[begin Raw records]

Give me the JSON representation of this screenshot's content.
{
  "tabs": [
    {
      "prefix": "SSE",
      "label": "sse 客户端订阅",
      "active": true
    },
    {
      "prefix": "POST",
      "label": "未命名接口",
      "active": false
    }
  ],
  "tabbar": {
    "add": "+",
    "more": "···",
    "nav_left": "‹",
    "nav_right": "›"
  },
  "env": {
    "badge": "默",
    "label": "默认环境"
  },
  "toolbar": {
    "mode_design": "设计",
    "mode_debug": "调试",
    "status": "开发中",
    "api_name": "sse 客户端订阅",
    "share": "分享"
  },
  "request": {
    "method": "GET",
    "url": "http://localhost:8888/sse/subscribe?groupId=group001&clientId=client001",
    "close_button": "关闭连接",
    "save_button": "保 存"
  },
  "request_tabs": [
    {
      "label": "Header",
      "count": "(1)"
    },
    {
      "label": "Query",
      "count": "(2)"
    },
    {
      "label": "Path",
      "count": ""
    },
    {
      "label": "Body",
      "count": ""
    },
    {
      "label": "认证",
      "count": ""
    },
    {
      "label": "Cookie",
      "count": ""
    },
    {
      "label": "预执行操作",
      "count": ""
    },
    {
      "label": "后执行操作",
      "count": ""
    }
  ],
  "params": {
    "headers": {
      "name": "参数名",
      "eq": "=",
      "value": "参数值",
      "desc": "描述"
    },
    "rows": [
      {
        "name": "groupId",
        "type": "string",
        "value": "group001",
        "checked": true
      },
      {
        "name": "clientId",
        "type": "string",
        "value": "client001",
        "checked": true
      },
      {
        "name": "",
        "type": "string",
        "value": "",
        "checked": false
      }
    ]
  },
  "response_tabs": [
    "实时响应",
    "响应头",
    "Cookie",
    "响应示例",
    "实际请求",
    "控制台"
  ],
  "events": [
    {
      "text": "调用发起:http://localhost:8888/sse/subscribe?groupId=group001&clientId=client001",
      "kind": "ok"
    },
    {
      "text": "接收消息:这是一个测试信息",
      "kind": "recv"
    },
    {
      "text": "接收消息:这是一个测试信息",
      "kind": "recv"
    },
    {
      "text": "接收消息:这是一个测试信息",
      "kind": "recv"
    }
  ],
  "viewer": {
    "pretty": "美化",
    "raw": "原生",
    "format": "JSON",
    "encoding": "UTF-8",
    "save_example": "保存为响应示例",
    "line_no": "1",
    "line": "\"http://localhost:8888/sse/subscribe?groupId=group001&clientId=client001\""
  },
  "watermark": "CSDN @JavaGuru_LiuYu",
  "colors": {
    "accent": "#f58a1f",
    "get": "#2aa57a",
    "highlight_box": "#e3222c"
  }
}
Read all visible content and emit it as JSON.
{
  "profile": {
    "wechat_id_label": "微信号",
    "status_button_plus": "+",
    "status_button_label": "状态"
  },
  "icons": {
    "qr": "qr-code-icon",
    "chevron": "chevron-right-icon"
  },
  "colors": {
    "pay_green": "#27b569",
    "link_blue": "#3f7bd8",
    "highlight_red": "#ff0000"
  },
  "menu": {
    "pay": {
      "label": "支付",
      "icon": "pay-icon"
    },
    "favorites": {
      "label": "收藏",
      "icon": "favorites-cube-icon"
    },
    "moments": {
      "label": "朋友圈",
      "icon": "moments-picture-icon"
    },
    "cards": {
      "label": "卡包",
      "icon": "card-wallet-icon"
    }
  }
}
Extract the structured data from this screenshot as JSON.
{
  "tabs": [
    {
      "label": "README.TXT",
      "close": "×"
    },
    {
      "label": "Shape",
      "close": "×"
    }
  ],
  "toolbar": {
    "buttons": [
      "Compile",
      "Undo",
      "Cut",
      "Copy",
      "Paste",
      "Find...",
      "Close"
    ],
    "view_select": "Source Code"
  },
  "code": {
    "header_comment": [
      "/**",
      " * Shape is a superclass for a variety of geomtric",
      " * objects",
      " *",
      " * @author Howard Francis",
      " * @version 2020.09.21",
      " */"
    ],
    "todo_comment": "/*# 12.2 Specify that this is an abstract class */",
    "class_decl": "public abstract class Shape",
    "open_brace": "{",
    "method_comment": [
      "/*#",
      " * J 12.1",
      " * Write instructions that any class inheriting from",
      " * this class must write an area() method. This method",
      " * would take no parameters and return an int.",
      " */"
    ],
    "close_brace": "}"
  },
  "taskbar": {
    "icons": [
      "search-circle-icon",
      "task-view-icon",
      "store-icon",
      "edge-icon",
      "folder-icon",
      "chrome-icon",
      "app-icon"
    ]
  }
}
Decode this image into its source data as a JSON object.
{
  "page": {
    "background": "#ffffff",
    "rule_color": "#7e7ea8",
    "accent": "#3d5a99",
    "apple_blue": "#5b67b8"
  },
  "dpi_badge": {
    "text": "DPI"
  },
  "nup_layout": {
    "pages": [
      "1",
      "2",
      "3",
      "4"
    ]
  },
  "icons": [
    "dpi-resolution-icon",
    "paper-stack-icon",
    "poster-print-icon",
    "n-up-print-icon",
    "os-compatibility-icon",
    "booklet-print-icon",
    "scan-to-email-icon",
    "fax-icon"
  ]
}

[end Raw records]

**What this task involves**
Every line of the data above should be copied exactly.

**Response to the exercise**
Give me the JSON representation of this screenshot's content.
{
  "tabs": [
    {
      "prefix": "SSE",
      "label": "sse 客户端订阅",
      "active": true
    },
    {
      "prefix": "POST",
      "label": "未命名接口",
      "active": false
    }
  ],
  "tabbar": {
    "add": "+",
    "more": "···",
    "nav_left": "‹",
    "nav_right": "›"
  },
  "env": {
    "badge": "默",
    "label": "默认环境"
  },
  "toolbar": {
    "mode_design": "设计",
    "mode_debug": "调试",
    "status": "开发中",
    "api_name": "sse 客户端订阅",
    "share": "分享"
  },
  "request": {
    "method": "GET",
    "url": "http://localhost:8888/sse/subscribe?groupId=group001&clientId=client001",
    "close_button": "关闭连接",
    "save_button": "保 存"
  },
  "request_tabs": [
    {
      "label": "Header",
      "count": "(1)"
    },
    {
      "label": "Query",
      "count": "(2)"
    },
    {
      "label": "Path",
      "count": ""
    },
    {
      "label": "Body",
      "count": ""
    },
    {
      "label": "认证",
      "count": ""
    },
    {
      "label": "Cookie",
      "count": ""
    },
    {
      "label": "预执行操作",
      "count": ""
    },
    {
      "label": "后执行操作",
      "count": ""
    }
  ],
  "params": {
    "headers": {
      "name": "参数名",
      "eq": "=",
      "value": "参数值",
      "desc": "描述"
    },
    "rows": [
      {
        "name": "groupId",
        "type": "string",
        "value": "group001",
        "checked": true
      },
      {
        "name": "clientId",
        "type": "string",
        "value": "client001",
        "checked": true
      },
      {
        "name": "",
        "type": "string",
        "value": "",
        "checked": false
      }
    ]
  },
  "response_tabs": [
    "实时响应",
    "响应头",
    "Cookie",
    "响应示例",
    "实际请求",
    "控制台"
  ],
  "events": [
    {
      "text": "调用发起:http://localhost:8888/sse/subscribe?groupId=group001&clientId=client001",
      "kind": "ok"
    },
    {
      "text": "接收消息:这是一个测试信息",
      "kind": "recv"
    },
    {
      "text": "接收消息:这是一个测试信息",
      "kind": "recv"
    },
    {
      "text": "接收消息:这是一个测试信息",
      "kind": "recv"
    }
  ],
  "viewer": {
    "pretty": "美化",
    "raw": "原生",
    "format": "JSON",
    "encoding": "UTF-8",
    "save_example": "保存为响应示例",
    "line_no": "1",
    "line": "\"http://localhost:8888/sse/subscribe?groupId=group001&clientId=client001\""
  },
  "watermark": "CSDN @JavaGuru_LiuYu",
  "colors": {
    "accent": "#f58a1f",
    "get": "#2aa57a",
    "highlight_box": "#e3222c"
  }
}
Read all visible content and emit it as JSON.
{
  "profile": {
    "wechat_id_label": "微信号",
    "status_button_plus": "+",
    "status_button_label": "状态"
  },
  "icons": {
    "qr": "qr-code-icon",
    "chevron": "chevron-right-icon"
  },
  "colors": {
    "pay_green": "#27b569",
    "link_blue": "#3f7bd8",
    "highlight_red": "#ff0000"
  },
  "menu": {
    "pay": {
      "label": "支付",
      "icon": "pay-icon"
    },
    "favorites": {
      "label": "收藏",
      "icon": "favorites-cube-icon"
    },
    "moments": {
      "label": "朋友圈",
      "icon": "moments-picture-icon"
    },
    "cards": {
      "label": "卡包",
      "icon": "card-wallet-icon"
    }
  }
}
Extract the structured data from this screenshot as JSON.
{
  "tabs": [
    {
      "label": "README.TXT",
      "close": "×"
    },
    {
      "label": "Shape",
      "close": "×"
    }
  ],
  "toolbar": {
    "buttons": [
      "Compile",
      "Undo",
      "Cut",
      "Copy",
      "Paste",
      "Find...",
      "Close"
    ],
    "view_select": "Source Code"
  },
  "code": {
    "header_comment": [
      "/**",
      " * Shape is a superclass for a variety of geomtric",
      " * objects",
      " *",
      " * @author Howard Francis",
      " * @version 2020.09.21",
      " */"
    ],
    "todo_comment": "/*# 12.2 Specify that this is an abstract class */",
    "class_decl": "public abstract class Shape",
    "open_brace": "{",
    "method_comment": [
      "/*#",
      " * J 12.1",
      " * Write instructions that any class inheriting from",
      " * this class must write an area() method. This method",
      " * would take no parameters and return an int.",
      " */"
    ],
    "close_brace": "}"
  },
  "taskbar": {
    "icons": [
      "search-circle-icon",
      "task-view-icon",
      "store-icon",
      "edge-icon",
      "folder-icon",
      "chrome-icon",
      "app-icon"
    ]
  }
}
Decode this image into its source data as a JSON object.
{
  "page": {
    "background": "#ffffff",
    "rule_color": "#7e7ea8",
    "accent": "#3d5a99",
    "apple_blue": "#5b67b8"
  },
  "dpi_badge": {
    "text": "DPI"
  },
  "nup_layout": {
    "pages": [
      "1",
      "2",
      "3",
      "4"
    ]
  },
  "icons": [
    "dpi-resolution-icon",
    "paper-stack-icon",
    "poster-print-icon",
    "n-up-print-icon",
    "os-compatibility-icon",
    "booklet-print-icon",
    "scan-to-email-icon",
    "fax-icon"
  ]
}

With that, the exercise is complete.